Lines of data:

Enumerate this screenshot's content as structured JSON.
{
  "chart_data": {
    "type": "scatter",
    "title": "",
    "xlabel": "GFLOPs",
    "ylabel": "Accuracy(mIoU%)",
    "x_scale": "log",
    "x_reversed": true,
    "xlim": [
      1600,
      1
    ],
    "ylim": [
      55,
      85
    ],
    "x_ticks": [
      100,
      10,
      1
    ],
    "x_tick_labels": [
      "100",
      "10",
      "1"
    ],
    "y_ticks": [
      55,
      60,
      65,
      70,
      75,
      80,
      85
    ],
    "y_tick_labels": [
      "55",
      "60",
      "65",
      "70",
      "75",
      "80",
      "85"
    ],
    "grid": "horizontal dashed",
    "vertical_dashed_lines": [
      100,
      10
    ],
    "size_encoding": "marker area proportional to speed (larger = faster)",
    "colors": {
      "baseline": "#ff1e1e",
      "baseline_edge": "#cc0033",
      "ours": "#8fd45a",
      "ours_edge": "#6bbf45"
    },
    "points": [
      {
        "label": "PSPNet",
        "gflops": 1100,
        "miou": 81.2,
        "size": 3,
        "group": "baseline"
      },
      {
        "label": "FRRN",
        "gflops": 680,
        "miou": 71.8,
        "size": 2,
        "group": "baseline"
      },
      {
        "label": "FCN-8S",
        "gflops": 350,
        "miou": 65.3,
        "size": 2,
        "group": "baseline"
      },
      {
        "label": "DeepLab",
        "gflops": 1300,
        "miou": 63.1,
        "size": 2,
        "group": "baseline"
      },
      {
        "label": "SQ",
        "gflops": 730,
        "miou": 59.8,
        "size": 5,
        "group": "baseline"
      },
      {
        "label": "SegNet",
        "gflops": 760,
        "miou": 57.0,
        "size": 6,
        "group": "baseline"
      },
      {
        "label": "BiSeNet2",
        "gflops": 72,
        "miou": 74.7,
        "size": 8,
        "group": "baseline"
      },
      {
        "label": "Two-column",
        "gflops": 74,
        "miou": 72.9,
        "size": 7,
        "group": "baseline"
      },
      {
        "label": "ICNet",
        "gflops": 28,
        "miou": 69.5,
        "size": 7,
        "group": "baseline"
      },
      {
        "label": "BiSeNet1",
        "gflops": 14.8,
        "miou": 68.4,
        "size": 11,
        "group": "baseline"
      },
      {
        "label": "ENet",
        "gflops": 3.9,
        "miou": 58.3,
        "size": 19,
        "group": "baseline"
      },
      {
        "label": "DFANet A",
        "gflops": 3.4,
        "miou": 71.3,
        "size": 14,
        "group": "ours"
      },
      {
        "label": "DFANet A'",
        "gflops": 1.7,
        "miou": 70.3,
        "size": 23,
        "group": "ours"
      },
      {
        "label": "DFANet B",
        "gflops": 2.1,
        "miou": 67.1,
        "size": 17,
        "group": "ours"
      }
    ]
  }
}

Work to complete =
Copy every line in the records above that contains the word "DFANet".

Completed task =
        "label": "DFANet A",
        "label": "DFANet A'",
        "label": "DFANet B",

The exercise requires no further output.